* Problems:
a. Copy the text on calculating form from "# Assuming 'df'" up to and including "calculate_form(row['away_team'], row['season'], df)", keeping every character unchanged.
b. In the text on calculating form, which games were chosen as the period over which form is measured?

* Text extract:
Finally, we will calculate form based on the points columns we just created. We selected the last 5 games played in the premier league as our period over which measure form. We took the total number of points accumulated over that period and then divided that number by 5 to give a value for form representing average points per match.

In [22]:

# Function to calculate form for the last 5 games for a given team and season
def calculate_form(team, season, df):
    # Filter matches for the current team and season
    team_matches = df[(df['season'] == season) & ((df['home_team'] == team) | (df['away_team'] == team))]
    
    # Determine match points based on whether the team was home or away
    team_matches['match_points'] = team_matches.apply(
        lambda x: x['home_match_points'] if x['home_team'] == team else x['away_match_points'], axis=1
    )
    
    # Calculate the rolling sum of the last 5 games' points, not including the current match
    rolling_points = team_matches['match_points'].rolling(window=5, min_periods=1).sum().shift()
    
    # Get the last value of the rolling sum which represents the form of the last 5 matches
    last_value = rolling_points.iloc[-1] if not rolling_points.empty else 0
    
    # Return the form
    return last_value / 5

# Assuming 'df' is your DataFrame with match data
# Initialize the columns with zeros
df['home_form'] = 0
df['away_form'] = 0

# Loop over the dataframe and calculate form for each match
for index, row in df.iterrows():
    # Calculate home and away form if week is greater than 5, otherwise set to 0
    if row['week'] > 5:
        df.at[index, 'home_form'] = calculate_form(row['home_team'], row['season'], df)
        df.at[index, 'away_form'] = calculate_form(row['away_team'], row['season'], df)
    else:
        df.at[index, 'home_form'] = 0
        df.at[index, 'away_form'] = 0





In [23]:
# You can now check your DataFrame for the 'home_form' and 'away_form' columns
df[['week', 'home_team', 'away_team', 'season', 'home_form', 'away_form']].head(20)

* Rows:

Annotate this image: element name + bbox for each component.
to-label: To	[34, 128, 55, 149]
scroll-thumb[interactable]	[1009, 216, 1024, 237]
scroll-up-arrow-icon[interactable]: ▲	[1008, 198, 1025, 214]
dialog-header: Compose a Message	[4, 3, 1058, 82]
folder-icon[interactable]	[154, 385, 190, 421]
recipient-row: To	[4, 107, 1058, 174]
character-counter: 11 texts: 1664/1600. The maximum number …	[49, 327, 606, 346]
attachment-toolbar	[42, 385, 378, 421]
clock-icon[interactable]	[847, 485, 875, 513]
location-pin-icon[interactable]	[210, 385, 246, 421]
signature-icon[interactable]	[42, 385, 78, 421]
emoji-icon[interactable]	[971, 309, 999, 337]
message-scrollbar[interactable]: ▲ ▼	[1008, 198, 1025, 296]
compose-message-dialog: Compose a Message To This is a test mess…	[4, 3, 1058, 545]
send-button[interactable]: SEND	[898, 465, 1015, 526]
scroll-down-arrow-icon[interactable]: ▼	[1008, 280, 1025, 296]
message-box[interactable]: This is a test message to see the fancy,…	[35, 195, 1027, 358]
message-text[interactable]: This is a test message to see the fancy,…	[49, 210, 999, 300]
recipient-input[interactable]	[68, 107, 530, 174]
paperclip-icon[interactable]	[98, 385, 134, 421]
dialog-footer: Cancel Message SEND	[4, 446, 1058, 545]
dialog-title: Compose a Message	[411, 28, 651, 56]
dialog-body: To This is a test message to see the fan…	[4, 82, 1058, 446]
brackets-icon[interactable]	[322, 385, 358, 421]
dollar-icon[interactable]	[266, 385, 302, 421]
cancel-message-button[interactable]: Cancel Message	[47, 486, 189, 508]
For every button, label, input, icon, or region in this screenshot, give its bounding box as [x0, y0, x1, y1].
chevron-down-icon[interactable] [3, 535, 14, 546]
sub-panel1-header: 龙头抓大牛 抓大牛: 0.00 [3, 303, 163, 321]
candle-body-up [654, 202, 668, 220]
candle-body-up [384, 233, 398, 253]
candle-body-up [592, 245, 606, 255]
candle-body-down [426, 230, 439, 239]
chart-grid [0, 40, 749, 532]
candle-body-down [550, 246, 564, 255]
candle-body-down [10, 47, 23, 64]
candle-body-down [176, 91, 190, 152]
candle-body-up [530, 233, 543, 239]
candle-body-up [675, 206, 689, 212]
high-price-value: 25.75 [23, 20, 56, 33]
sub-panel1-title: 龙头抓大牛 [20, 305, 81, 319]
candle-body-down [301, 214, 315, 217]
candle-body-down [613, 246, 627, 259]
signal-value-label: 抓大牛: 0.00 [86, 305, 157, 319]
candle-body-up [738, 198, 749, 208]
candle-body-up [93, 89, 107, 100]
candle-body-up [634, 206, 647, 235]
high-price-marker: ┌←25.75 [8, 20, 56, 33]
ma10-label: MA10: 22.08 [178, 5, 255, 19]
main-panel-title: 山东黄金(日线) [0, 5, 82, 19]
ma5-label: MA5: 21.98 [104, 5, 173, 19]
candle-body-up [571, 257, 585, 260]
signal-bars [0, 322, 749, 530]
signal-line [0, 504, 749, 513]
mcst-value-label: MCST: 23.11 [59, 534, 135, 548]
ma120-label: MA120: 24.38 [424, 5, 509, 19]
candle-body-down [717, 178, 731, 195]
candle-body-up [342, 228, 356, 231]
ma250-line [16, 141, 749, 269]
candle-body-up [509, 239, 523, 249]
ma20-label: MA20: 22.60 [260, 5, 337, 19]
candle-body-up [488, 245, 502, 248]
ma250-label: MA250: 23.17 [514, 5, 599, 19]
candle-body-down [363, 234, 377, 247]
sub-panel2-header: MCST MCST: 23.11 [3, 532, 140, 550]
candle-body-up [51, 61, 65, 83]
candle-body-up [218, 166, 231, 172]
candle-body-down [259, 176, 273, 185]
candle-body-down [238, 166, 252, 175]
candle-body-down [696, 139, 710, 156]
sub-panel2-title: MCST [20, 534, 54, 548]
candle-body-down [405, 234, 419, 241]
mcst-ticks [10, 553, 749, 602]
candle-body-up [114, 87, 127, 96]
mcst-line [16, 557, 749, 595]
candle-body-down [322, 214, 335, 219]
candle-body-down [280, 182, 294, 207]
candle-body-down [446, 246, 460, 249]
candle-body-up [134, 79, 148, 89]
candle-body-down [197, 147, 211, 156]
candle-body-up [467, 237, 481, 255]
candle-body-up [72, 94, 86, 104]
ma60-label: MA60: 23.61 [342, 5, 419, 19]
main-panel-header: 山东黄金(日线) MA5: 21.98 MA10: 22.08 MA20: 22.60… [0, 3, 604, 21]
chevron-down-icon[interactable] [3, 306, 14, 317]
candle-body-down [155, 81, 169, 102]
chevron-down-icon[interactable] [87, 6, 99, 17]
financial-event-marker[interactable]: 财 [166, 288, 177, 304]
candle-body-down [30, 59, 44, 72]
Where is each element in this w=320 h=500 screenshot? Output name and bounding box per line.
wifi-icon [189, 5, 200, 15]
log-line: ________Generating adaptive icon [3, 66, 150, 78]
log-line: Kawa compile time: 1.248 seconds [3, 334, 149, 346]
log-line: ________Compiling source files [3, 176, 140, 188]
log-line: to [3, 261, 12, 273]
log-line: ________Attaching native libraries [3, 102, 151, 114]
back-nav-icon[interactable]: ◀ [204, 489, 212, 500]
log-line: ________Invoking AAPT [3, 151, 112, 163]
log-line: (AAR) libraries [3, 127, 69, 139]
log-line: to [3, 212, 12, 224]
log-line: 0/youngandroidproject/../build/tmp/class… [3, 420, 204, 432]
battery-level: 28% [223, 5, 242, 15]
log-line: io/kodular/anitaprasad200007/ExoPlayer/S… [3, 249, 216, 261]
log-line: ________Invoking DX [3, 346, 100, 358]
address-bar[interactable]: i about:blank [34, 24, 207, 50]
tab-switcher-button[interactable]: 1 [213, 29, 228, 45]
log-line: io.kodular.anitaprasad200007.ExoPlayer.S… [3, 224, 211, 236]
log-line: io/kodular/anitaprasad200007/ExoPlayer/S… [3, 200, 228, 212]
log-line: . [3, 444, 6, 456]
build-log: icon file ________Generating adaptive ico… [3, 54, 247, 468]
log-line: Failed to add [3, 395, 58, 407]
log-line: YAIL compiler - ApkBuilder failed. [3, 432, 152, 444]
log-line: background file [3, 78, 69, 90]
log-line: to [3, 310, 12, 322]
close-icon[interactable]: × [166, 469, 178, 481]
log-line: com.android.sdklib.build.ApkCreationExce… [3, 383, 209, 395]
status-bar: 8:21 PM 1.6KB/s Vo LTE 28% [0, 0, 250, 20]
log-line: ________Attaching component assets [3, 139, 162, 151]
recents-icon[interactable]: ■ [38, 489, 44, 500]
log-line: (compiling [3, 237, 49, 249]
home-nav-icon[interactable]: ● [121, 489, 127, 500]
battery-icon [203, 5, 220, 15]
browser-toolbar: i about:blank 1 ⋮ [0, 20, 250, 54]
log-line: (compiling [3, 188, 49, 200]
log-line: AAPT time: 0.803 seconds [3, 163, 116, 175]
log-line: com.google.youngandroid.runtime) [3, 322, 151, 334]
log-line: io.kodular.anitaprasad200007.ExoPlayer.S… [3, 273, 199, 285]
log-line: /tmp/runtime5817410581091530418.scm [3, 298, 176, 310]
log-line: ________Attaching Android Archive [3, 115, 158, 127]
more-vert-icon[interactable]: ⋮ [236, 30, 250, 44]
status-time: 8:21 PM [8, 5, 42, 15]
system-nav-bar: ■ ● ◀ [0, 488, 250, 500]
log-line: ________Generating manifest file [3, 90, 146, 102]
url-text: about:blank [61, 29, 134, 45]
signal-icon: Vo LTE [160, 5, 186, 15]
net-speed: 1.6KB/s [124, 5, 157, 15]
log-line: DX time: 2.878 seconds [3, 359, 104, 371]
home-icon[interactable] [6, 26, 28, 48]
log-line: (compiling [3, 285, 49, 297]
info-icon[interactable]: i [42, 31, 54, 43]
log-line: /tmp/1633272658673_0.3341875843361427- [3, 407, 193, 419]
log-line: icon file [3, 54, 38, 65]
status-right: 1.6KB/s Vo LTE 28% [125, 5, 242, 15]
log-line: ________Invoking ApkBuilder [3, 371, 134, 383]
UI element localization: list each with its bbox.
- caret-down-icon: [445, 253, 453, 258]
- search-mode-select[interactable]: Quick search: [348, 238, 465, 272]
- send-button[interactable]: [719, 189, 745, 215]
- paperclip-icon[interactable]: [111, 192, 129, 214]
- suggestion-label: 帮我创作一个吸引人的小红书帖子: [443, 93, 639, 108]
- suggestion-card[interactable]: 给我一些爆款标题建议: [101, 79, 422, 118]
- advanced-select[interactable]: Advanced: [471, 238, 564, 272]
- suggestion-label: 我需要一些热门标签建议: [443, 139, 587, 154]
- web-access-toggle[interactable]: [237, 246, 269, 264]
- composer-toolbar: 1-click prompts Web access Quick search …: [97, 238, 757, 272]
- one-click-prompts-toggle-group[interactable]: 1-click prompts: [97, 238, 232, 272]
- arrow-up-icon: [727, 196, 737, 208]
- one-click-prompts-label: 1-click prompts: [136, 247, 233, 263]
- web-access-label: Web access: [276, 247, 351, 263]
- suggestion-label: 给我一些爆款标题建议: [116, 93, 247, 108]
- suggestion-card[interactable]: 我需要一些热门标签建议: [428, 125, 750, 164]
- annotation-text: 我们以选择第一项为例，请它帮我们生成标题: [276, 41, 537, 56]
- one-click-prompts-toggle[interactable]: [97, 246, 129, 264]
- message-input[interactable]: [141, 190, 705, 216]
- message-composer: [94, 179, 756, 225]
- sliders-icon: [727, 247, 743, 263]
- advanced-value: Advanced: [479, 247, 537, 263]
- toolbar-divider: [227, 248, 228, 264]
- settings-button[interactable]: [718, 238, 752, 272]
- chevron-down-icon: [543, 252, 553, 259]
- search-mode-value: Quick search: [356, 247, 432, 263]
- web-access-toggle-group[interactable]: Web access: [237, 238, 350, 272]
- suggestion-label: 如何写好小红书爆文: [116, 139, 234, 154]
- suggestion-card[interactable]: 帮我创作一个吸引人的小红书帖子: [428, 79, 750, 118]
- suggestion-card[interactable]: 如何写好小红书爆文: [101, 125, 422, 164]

* Full solutions:
a.
# Assuming 'df' is your DataFrame with match data
# Initialize the columns with zeros
df['home_form'] = 0
df['away_form'] = 0

# Loop over the dataframe and calculate form for each match
for index, row in df.iterrows():
    # Calculate home and away form if week is greater than 5, otherwise set to 0
    if row['week'] > 5:
        df.at[index, 'home_form'] = calculate_form(row['home_team'], row['season'], df)
        df.at[index, 'away_form'] = calculate_form(row['away_team'], row['season'], df)

b. The last 5 games played in the Premier League.